- Aim: Determine the number of lines that contain the word "ждите", then state that number and nothing more.

- Task input:

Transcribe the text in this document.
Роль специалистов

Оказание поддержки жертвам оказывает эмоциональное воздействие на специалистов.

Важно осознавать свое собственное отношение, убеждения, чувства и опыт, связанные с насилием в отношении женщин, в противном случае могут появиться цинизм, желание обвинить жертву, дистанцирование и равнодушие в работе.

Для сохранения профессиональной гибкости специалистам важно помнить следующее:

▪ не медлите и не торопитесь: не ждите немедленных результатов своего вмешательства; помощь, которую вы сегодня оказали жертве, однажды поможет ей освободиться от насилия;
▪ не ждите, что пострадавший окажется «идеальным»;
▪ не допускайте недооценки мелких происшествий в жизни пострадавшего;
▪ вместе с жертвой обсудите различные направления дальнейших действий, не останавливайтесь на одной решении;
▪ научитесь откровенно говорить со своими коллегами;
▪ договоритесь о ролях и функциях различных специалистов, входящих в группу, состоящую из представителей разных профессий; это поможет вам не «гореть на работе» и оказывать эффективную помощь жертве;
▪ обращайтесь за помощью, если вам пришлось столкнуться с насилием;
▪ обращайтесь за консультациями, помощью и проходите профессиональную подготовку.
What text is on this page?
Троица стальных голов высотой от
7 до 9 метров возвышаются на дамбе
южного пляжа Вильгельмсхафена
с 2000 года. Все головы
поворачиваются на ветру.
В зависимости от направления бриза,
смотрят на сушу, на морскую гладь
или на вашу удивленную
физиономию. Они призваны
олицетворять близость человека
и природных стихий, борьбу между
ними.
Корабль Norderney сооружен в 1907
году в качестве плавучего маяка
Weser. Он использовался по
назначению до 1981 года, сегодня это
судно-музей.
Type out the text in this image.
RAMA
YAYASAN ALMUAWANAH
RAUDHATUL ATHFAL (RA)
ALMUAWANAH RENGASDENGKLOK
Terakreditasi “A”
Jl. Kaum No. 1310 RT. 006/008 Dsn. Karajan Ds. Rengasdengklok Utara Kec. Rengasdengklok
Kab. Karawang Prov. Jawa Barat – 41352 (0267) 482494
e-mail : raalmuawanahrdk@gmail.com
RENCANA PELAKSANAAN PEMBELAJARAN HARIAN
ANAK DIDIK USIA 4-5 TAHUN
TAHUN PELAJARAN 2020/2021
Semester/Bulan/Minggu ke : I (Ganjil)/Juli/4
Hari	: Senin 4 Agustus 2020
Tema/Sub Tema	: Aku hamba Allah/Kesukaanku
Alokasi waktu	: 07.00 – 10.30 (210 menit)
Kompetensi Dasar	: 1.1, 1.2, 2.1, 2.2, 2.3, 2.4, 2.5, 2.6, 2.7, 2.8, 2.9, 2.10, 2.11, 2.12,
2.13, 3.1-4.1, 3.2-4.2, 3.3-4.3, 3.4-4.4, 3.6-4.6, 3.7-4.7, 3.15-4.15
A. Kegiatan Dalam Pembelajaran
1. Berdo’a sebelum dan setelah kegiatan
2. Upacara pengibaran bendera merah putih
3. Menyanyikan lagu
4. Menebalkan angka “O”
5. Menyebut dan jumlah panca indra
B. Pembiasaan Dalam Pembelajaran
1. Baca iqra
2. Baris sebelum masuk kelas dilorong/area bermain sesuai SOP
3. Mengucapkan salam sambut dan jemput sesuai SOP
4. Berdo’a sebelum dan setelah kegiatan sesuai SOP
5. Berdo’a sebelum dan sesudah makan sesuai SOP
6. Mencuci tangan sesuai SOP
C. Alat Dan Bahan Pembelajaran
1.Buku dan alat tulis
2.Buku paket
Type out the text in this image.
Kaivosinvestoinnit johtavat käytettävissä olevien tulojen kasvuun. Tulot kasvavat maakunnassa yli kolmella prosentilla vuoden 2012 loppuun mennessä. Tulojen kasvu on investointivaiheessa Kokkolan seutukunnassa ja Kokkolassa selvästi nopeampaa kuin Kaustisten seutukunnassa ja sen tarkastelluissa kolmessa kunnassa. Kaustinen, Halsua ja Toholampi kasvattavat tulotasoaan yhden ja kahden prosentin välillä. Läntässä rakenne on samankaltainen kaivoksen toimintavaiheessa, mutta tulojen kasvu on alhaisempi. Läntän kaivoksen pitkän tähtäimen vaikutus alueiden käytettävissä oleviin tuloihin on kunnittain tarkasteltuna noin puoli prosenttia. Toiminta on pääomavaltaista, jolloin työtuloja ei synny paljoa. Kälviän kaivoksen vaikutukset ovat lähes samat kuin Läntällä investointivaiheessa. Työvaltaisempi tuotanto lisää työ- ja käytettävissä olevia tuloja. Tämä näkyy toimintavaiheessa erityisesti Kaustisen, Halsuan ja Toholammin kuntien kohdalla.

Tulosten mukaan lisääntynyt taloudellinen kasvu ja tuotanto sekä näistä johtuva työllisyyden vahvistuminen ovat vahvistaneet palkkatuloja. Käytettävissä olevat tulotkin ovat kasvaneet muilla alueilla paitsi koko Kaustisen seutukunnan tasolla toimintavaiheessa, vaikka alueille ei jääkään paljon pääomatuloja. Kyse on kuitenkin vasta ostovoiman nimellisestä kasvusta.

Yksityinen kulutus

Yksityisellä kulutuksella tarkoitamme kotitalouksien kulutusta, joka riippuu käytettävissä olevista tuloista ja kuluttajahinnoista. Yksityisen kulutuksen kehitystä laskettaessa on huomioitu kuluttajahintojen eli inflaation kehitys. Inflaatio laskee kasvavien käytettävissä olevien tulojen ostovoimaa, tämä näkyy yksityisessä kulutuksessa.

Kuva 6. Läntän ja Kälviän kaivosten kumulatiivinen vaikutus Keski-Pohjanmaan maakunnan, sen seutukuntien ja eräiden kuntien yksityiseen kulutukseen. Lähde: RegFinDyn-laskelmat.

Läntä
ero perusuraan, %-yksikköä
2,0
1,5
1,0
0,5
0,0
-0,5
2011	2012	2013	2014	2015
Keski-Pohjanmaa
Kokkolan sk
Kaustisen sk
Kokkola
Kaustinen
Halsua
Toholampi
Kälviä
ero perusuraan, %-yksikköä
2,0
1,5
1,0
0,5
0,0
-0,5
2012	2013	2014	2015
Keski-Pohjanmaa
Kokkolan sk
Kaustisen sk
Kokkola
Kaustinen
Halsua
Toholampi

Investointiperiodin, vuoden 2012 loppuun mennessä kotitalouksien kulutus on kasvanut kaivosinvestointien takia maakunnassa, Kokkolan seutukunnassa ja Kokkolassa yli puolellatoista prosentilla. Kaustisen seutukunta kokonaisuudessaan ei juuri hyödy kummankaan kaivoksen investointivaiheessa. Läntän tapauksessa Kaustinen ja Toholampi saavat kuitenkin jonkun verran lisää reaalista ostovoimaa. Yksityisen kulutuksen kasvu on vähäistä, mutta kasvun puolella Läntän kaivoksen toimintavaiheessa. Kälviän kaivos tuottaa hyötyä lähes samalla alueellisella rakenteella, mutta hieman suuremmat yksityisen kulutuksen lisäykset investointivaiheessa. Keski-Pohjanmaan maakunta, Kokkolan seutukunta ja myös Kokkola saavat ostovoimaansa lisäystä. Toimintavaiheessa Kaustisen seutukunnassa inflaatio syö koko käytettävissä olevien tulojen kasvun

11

- Output of the task: 2